Task to complete: Copy the stretch from "According to MIT" through "platform to Twitter." in the passage about Li's social media accounts, putting "internet users" in place of "netizens".

Exercise text:
================

According to MIT Technology Review, Li began paying attention to social issues in China in 2021 and used his account in Sina Weibo to post on-site information submissions from netizens. Due to extensive censorship efforts by Chinese authorities, 49 of his accounts in Weibo were banned. However, his supporters encouraged him and provided their phone numbers so that he could continue to register accounts. In April 2022, he transferred his main communication platform to Twitter.

His handle is a reference to Chinese Foreign Ministry spokesperson Zhao Lijian's comments in 2021 that foreign reporters should touzhele (偷着乐 (偷著樂, tōuzhelè, have fun in secret)) or "chuckle to themselves," for being able to live safely in China during the COVID-19 pandemic.

==Covering the 2022 COVID-19 protests in China and aftermath==

After protests erupted at the Foxconn factory in Zhengzhou, Henan, in November 2022, Li's Twitter account became a medium for online information about the protests, as the account was responsible for receiving and disseminating on-site information. Since Twitter is banned in China, many users used virtual private networks (VPN) to access Twitter and send contributions to Li, who then spread the information, resulting in his gaining 600,000 followers within a week after the outbreak of the protests. The way Li sent and received information subsequently attracted international attention to what was regarded as the largest demonstration movement in China in a generation. As protests spread to other Chinese cities, the account became a primary source cited by international media on the protests and a key source of information for disseminating the situation of demonstrations in China.

================

Excerpted records:
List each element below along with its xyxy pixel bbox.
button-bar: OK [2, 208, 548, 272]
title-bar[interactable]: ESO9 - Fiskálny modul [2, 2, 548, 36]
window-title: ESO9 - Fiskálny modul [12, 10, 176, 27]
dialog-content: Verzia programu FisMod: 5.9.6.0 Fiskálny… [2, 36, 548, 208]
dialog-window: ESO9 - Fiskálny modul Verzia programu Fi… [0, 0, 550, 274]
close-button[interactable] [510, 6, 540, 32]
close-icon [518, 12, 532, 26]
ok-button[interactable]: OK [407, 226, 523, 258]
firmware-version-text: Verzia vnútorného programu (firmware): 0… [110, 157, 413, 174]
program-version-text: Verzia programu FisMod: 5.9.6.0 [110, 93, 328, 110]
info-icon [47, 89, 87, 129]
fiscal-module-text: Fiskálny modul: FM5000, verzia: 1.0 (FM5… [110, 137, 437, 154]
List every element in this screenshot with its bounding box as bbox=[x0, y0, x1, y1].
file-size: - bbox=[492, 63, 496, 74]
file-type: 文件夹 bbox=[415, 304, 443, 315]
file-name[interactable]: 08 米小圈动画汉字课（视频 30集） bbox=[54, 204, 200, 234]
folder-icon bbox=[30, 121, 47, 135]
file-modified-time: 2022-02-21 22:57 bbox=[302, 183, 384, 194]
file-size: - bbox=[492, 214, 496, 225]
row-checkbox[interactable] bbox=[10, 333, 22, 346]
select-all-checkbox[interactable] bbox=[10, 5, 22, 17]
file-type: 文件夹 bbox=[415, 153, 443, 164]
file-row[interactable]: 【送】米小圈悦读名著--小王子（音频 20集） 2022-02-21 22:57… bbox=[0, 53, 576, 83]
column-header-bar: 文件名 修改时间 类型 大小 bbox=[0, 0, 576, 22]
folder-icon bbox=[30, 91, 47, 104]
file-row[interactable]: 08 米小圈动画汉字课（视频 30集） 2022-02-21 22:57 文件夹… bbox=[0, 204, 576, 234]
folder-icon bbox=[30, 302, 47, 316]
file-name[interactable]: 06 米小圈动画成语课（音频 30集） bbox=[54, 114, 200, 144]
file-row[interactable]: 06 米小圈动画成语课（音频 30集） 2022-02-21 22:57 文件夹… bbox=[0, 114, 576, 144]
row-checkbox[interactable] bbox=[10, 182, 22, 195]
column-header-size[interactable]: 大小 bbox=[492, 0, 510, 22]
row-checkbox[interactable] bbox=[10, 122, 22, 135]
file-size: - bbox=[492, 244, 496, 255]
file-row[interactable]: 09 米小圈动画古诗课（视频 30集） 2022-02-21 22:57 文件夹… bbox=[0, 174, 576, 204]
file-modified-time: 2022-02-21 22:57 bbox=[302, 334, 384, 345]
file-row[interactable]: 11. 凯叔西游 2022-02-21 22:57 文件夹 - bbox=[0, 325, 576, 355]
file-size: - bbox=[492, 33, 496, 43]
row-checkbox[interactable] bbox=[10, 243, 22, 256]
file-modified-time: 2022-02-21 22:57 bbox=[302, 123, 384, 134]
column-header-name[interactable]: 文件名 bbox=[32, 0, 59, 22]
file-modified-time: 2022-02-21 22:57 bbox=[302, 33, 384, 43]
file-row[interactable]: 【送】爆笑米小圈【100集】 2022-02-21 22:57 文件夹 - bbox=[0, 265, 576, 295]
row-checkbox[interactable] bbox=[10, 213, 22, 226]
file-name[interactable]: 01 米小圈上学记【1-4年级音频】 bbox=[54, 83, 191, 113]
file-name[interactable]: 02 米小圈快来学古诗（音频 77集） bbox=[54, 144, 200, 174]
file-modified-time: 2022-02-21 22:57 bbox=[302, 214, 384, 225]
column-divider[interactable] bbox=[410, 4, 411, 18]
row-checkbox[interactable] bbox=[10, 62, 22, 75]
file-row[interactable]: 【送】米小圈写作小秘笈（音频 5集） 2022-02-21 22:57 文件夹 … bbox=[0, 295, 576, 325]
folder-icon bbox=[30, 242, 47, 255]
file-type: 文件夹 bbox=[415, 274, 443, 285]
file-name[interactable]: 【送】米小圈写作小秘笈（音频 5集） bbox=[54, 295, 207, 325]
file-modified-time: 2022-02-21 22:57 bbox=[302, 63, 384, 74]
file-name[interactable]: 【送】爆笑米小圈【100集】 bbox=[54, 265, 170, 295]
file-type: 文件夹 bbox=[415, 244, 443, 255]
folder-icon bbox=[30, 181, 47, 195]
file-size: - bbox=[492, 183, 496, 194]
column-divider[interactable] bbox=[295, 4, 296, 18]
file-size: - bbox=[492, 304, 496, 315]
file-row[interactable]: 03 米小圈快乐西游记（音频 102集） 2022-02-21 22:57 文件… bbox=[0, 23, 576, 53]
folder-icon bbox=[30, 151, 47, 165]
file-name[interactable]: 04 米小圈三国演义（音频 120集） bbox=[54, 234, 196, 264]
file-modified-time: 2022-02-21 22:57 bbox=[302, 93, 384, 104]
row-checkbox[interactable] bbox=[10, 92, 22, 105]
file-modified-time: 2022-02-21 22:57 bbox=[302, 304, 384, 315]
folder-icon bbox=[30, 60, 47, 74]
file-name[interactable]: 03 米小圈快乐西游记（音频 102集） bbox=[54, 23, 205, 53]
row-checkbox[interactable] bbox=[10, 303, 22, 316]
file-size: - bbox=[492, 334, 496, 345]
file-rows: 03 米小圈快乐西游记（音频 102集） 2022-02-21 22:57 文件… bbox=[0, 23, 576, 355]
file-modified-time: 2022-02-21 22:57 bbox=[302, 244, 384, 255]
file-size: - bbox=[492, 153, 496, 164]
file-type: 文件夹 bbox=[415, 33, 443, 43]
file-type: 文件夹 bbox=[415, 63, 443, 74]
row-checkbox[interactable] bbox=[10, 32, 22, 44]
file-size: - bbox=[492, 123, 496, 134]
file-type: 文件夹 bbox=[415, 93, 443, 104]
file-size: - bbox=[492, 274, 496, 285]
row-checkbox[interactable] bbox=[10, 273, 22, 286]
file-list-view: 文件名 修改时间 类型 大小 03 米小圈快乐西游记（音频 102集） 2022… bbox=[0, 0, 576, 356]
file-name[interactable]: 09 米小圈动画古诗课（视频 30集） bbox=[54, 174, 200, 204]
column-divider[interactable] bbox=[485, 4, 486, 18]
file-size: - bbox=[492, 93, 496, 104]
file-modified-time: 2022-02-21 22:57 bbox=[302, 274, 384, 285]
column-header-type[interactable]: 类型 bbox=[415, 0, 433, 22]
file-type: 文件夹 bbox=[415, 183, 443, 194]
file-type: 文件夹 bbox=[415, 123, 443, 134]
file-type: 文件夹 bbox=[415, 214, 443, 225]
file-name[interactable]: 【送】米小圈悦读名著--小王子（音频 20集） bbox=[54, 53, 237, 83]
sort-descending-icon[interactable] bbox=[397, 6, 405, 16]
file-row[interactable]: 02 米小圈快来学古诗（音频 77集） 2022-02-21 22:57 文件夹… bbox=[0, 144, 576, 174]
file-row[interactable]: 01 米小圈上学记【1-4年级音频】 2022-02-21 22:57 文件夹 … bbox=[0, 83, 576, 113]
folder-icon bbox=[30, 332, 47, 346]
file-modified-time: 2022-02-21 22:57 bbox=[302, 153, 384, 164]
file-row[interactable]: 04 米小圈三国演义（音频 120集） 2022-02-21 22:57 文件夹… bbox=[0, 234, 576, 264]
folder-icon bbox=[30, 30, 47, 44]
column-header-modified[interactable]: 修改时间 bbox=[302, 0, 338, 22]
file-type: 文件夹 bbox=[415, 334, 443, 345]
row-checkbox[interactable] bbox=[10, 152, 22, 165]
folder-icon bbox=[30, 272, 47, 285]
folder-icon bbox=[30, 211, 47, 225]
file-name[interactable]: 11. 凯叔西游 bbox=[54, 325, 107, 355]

================

Result of the task:
According to MIT Technology Review, Li began paying attention to social issues in China in 2021 and used his account in Sina Weibo to post on-site information submissions from internet users. Due to extensive censorship efforts by Chinese authorities, 49 of his accounts in Weibo were banned. However, his supporters encouraged him and provided their phone numbers so that he could continue to register accounts. In April 2022, he transferred his main communication platform to Twitter.